- **Data for processing**:

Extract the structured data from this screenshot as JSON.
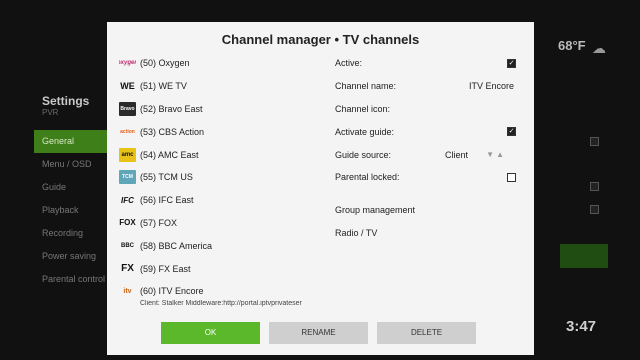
{
  "background": {
    "settings_title": "Settings",
    "settings_sub": "PVR",
    "menu": [
      "General",
      "Menu / OSD",
      "Guide",
      "Playback",
      "Recording",
      "Power saving",
      "Parental control"
    ],
    "temperature": "68°F",
    "clock": "3:47"
  },
  "dialog": {
    "title": "Channel manager • TV channels",
    "channels": [
      {
        "label": "(50) Oxygen",
        "logo": "oxygen"
      },
      {
        "label": "(51) WE TV",
        "logo": "WE"
      },
      {
        "label": "(52) Bravo East",
        "logo": "Bravo"
      },
      {
        "label": "(53) CBS Action",
        "logo": "action"
      },
      {
        "label": "(54) AMC East",
        "logo": "amc"
      },
      {
        "label": "(55) TCM US",
        "logo": "TCM"
      },
      {
        "label": "(56) IFC East",
        "logo": "IFC"
      },
      {
        "label": "(57) FOX",
        "logo": "FOX"
      },
      {
        "label": "(58) BBC America",
        "logo": "BBC"
      },
      {
        "label": "(59) FX East",
        "logo": "FX"
      },
      {
        "label": "(60) ITV Encore",
        "logo": "itv"
      }
    ],
    "client_info": "Client: Stalker Middleware:http://portal.iptvprivateser",
    "properties": {
      "active_label": "Active:",
      "channel_name_label": "Channel name:",
      "channel_name_value": "ITV Encore",
      "channel_icon_label": "Channel icon:",
      "activate_guide_label": "Activate guide:",
      "guide_source_label": "Guide source:",
      "guide_source_value": "Client",
      "parental_locked_label": "Parental locked:",
      "group_management": "Group management",
      "radio_tv": "Radio / TV"
    },
    "buttons": {
      "ok": "OK",
      "rename": "RENAME",
      "delete": "DELETE"
    }
  },
  "colors": {
    "accent": "#5ab82a",
    "dialog_bg": "#f4f4f4",
    "button": "#cfcfcf"
  }
}
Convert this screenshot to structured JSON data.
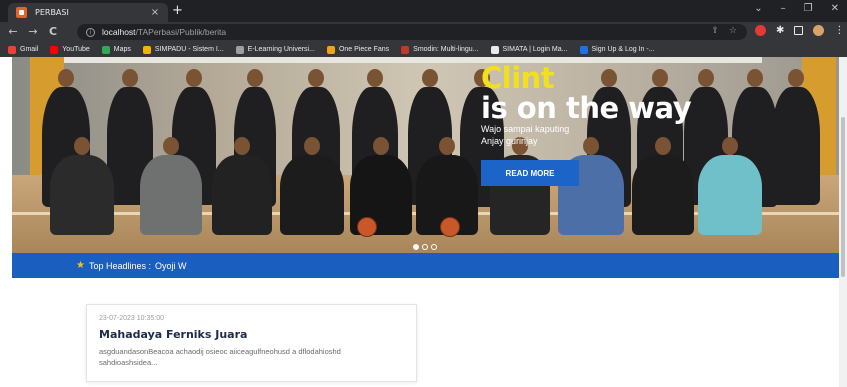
{
  "browser": {
    "tab_title": "PERBASI",
    "tab_close": "×",
    "new_tab": "+",
    "url_host": "localhost",
    "url_path": "/TAPerbasi/Publik/berita",
    "back": "←",
    "forward": "→",
    "reload": "C",
    "window_controls": [
      "⌄",
      "–",
      "❐",
      "✕"
    ],
    "bookmarks": [
      {
        "label": "Gmail",
        "color": "#ea4335"
      },
      {
        "label": "YouTube",
        "color": "#ff0000"
      },
      {
        "label": "Maps",
        "color": "#34a853"
      },
      {
        "label": "SIMPADU - Sistem I...",
        "color": "#f4b400"
      },
      {
        "label": "E-Learning Universi...",
        "color": "#9aa0a6"
      },
      {
        "label": "One Piece Fans",
        "color": "#f0a21a"
      },
      {
        "label": "Smodin: Multi-lingu...",
        "color": "#c0392b"
      },
      {
        "label": "SIMATA | Login Ma...",
        "color": "#e8eaed"
      },
      {
        "label": "Sign Up & Log In -...",
        "color": "#1a73e8"
      }
    ]
  },
  "hero": {
    "title_line1": "Clint",
    "title_line2": "is on the way",
    "subtitle_line1": "Wajo sampai kaputing",
    "subtitle_line2": "Anjay gurinjay",
    "cta_label": "READ MORE",
    "slides": 3,
    "active_slide": 1
  },
  "headlines": {
    "star": "★",
    "label": "Top Headlines :",
    "text": "Oyoji W"
  },
  "news": [
    {
      "date": "23-07-2023 10:35:00",
      "title": "Mahadaya Ferniks Juara",
      "excerpt": "asgduandasonBeacoa achaodij osieoc aiiceagulfneohusd a dflodahioshd sahdioashsidea..."
    }
  ],
  "colors": {
    "accent_blue": "#1a5fc0",
    "hero_title_yellow": "#f2e11a",
    "star_yellow": "#f2c21a"
  }
}
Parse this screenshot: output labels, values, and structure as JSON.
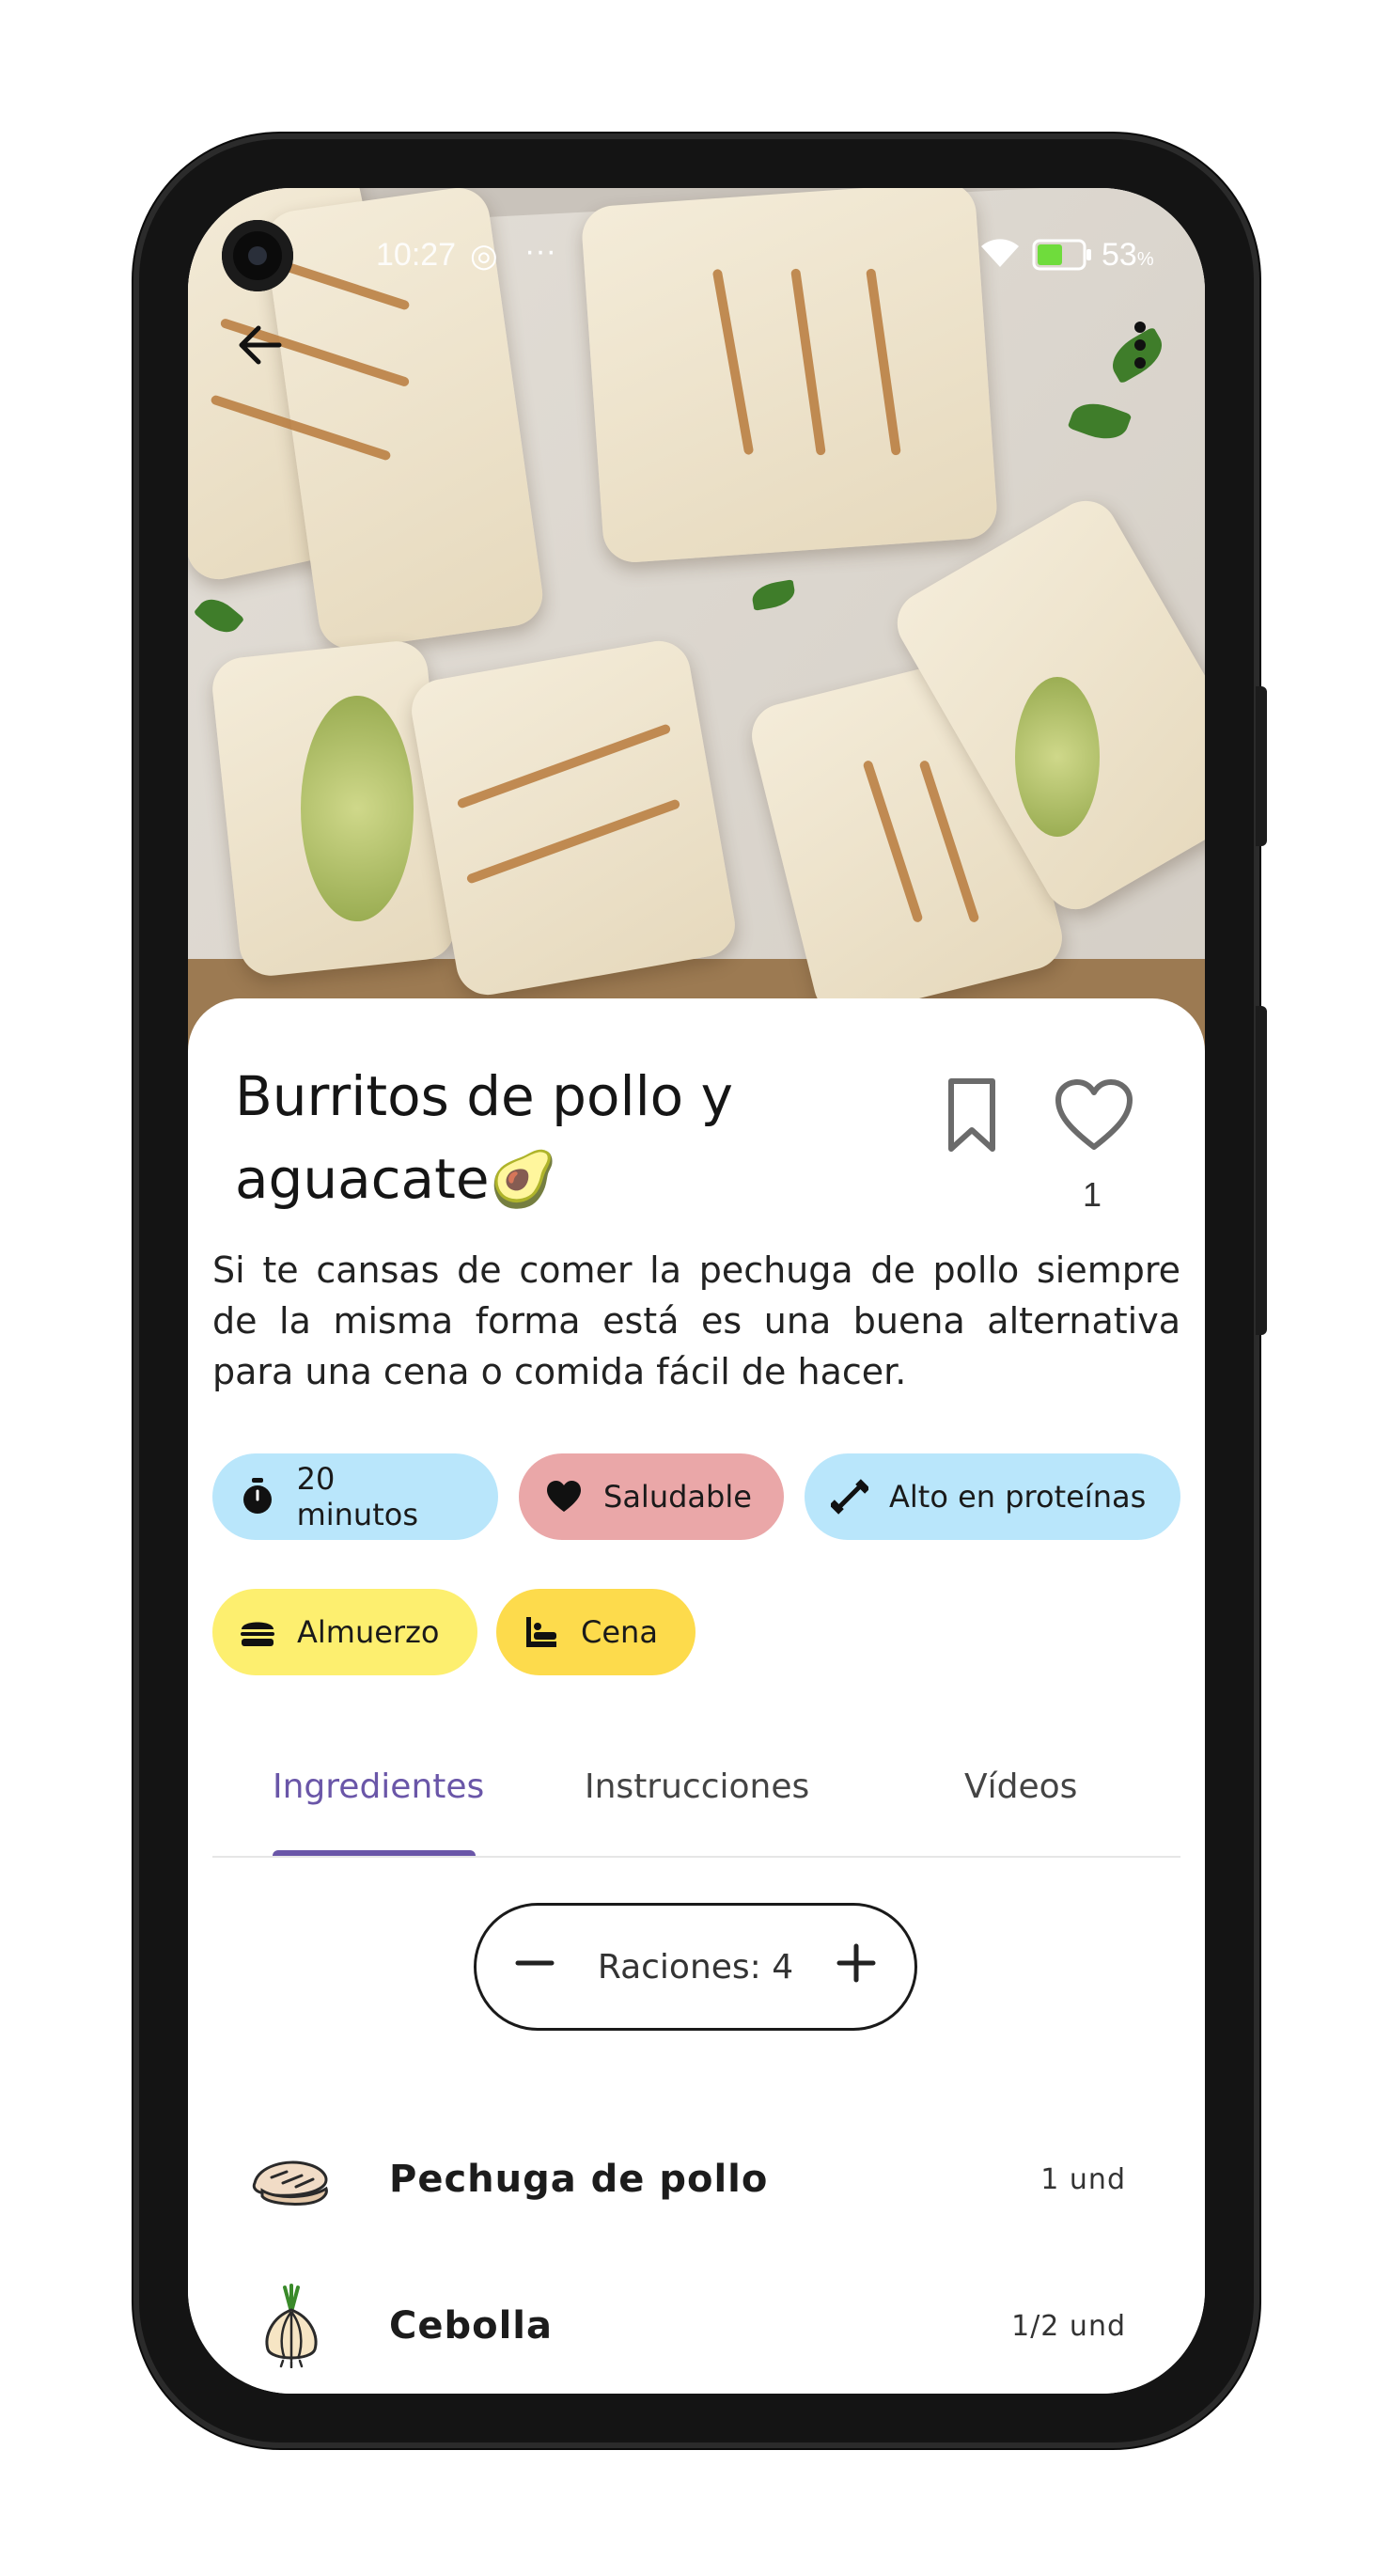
{
  "status_bar": {
    "time": "10:27",
    "battery": "53",
    "battery_unit": "%"
  },
  "header": {
    "back_icon": "arrow-left-icon",
    "menu_icon": "more-vertical-icon"
  },
  "recipe": {
    "title": "Burritos de pollo y aguacate🥑",
    "likes": "1",
    "description": "Si te cansas de comer la pechuga de pollo siempre de la misma forma está es una buena alternativa para una cena o comida fácil de hacer."
  },
  "chips": [
    {
      "label": "20 minutos",
      "icon": "stopwatch-icon",
      "color": "#b9e6fb"
    },
    {
      "label": "Saludable",
      "icon": "heart-icon",
      "color": "#eaa7a8"
    },
    {
      "label": "Alto en proteínas",
      "icon": "dumbbell-icon",
      "color": "#b9e6fb"
    },
    {
      "label": "Almuerzo",
      "icon": "burger-icon",
      "color": "#fdef6f"
    },
    {
      "label": "Cena",
      "icon": "dinner-icon",
      "color": "#fddb4c"
    }
  ],
  "tabs": [
    {
      "label": "Ingredientes",
      "active": true
    },
    {
      "label": "Instrucciones",
      "active": false
    },
    {
      "label": "Vídeos",
      "active": false
    }
  ],
  "servings": {
    "label": "Raciones: 4"
  },
  "ingredients": [
    {
      "name": "Pechuga de pollo",
      "qty": "1 und",
      "icon": "chicken-breast-icon"
    },
    {
      "name": "Cebolla",
      "qty": "1/2 und",
      "icon": "onion-icon"
    }
  ],
  "colors": {
    "accent": "#6a56a8",
    "text": "#151515"
  }
}
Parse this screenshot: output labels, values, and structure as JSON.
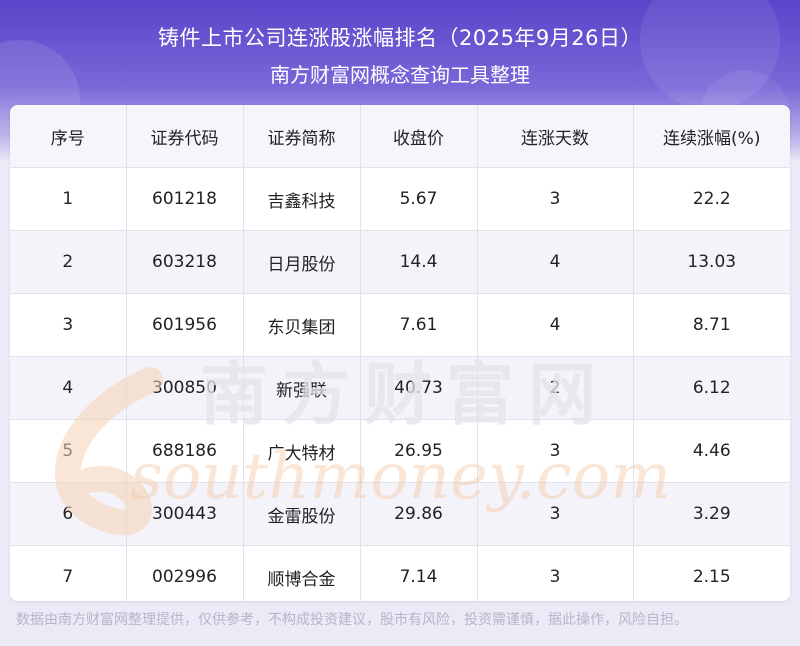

- **What needs to be done**:
Return each line from the material above exactly, but not the pictures.

- **Problem solution**:
Extract the structured data from this screenshot as JSON.
{
  "background": {
    "settings_title": "Settings",
    "settings_sub": "PVR",
    "menu": [
      "General",
      "Menu / OSD",
      "Guide",
      "Playback",
      "Recording",
      "Power saving",
      "Parental control"
    ],
    "temperature": "68°F",
    "clock": "3:47"
  },
  "dialog": {
    "title": "Channel manager • TV channels",
    "channels": [
      {
        "label": "(50) Oxygen",
        "logo": "oxygen"
      },
      {
        "label": "(51) WE TV",
        "logo": "WE"
      },
      {
        "label": "(52) Bravo East",
        "logo": "Bravo"
      },
      {
        "label": "(53) CBS Action",
        "logo": "action"
      },
      {
        "label": "(54) AMC East",
        "logo": "amc"
      },
      {
        "label": "(55) TCM US",
        "logo": "TCM"
      },
      {
        "label": "(56) IFC East",
        "logo": "IFC"
      },
      {
        "label": "(57) FOX",
        "logo": "FOX"
      },
      {
        "label": "(58) BBC America",
        "logo": "BBC"
      },
      {
        "label": "(59) FX East",
        "logo": "FX"
      },
      {
        "label": "(60) ITV Encore",
        "logo": "itv"
      }
    ],
    "client_info": "Client: Stalker Middleware:http://portal.iptvprivateser",
    "properties": {
      "active_label": "Active:",
      "channel_name_label": "Channel name:",
      "channel_name_value": "ITV Encore",
      "channel_icon_label": "Channel icon:",
      "activate_guide_label": "Activate guide:",
      "guide_source_label": "Guide source:",
      "guide_source_value": "Client",
      "parental_locked_label": "Parental locked:",
      "group_management": "Group management",
      "radio_tv": "Radio / TV"
    },
    "buttons": {
      "ok": "OK",
      "rename": "RENAME",
      "delete": "DELETE"
    }
  },
  "colors": {
    "accent": "#5ab82a",
    "dialog_bg": "#f4f4f4",
    "button": "#cfcfcf"
  }
}
Convert this screenshot to structured JSON data.
{
  "browser": {
    "tab_title": "PERBASI",
    "tab_close": "×",
    "new_tab": "+",
    "url_host": "localhost",
    "url_path": "/TAPerbasi/Publik/berita",
    "back": "←",
    "forward": "→",
    "reload": "C",
    "window_controls": [
      "⌄",
      "–",
      "❐",
      "✕"
    ],
    "bookmarks": [
      {
        "label": "Gmail",
        "color": "#ea4335"
      },
      {
        "label": "YouTube",
        "color": "#ff0000"
      },
      {
        "label": "Maps",
        "color": "#34a853"
      },
      {
        "label": "SIMPADU - Sistem I...",
        "color": "#f4b400"
      },
      {
        "label": "E-Learning Universi...",
        "color": "#9aa0a6"
      },
      {
        "label": "One Piece Fans",
        "color": "#f0a21a"
      },
      {
        "label": "Smodin: Multi-lingu...",
        "color": "#c0392b"
      },
      {
        "label": "SIMATA | Login Ma...",
        "color": "#e8eaed"
      },
      {
        "label": "Sign Up & Log In -...",
        "color": "#1a73e8"
      }
    ]
  },
  "hero": {
    "title_line1": "Clint",
    "title_line2": "is on the way",
    "subtitle_line1": "Wajo sampai kaputing",
    "subtitle_line2": "Anjay gurinjay",
    "cta_label": "READ MORE",
    "slides": 3,
    "active_slide": 1
  },
  "headlines": {
    "star": "★",
    "label": "Top Headlines :",
    "text": "Oyoji W"
  },
  "news": [
    {
      "date": "23-07-2023 10:35:00",
      "title": "Mahadaya Ferniks Juara",
      "excerpt": "asgduandasonBeacoa achaodij osieoc aiiceagulfneohusd a dflodahioshd sahdioashsidea..."
    }
  ],
  "colors": {
    "accent_blue": "#1a5fc0",
    "hero_title_yellow": "#f2e11a",
    "star_yellow": "#f2c21a"
  }
}
Parse this screenshot: output labels, values, and structure as JSON.
{
  "status_bar": {
    "time": "10:27",
    "battery": "53",
    "battery_unit": "%"
  },
  "header": {
    "back_icon": "arrow-left-icon",
    "menu_icon": "more-vertical-icon"
  },
  "recipe": {
    "title": "Burritos de pollo y aguacate🥑",
    "likes": "1",
    "description": "Si te cansas de comer la pechuga de pollo siempre de la misma forma está es una buena alternativa para una cena o comida fácil de hacer."
  },
  "chips": [
    {
      "label": "20 minutos",
      "icon": "stopwatch-icon",
      "color": "#b9e6fb"
    },
    {
      "label": "Saludable",
      "icon": "heart-icon",
      "color": "#eaa7a8"
    },
    {
      "label": "Alto en proteínas",
      "icon": "dumbbell-icon",
      "color": "#b9e6fb"
    },
    {
      "label": "Almuerzo",
      "icon": "burger-icon",
      "color": "#fdef6f"
    },
    {
      "label": "Cena",
      "icon": "dinner-icon",
      "color": "#fddb4c"
    }
  ],
  "tabs": [
    {
      "label": "Ingredientes",
      "active": true
    },
    {
      "label": "Instrucciones",
      "active": false
    },
    {
      "label": "Vídeos",
      "active": false
    }
  ],
  "servings": {
    "label": "Raciones: 4"
  },
  "ingredients": [
    {
      "name": "Pechuga de pollo",
      "qty": "1 und",
      "icon": "chicken-breast-icon"
    },
    {
      "name": "Cebolla",
      "qty": "1/2 und",
      "icon": "onion-icon"
    }
  ],
  "colors": {
    "accent": "#6a56a8",
    "text": "#151515"
  }
}
Parse this screenshot: output labels, values, and structure as JSON.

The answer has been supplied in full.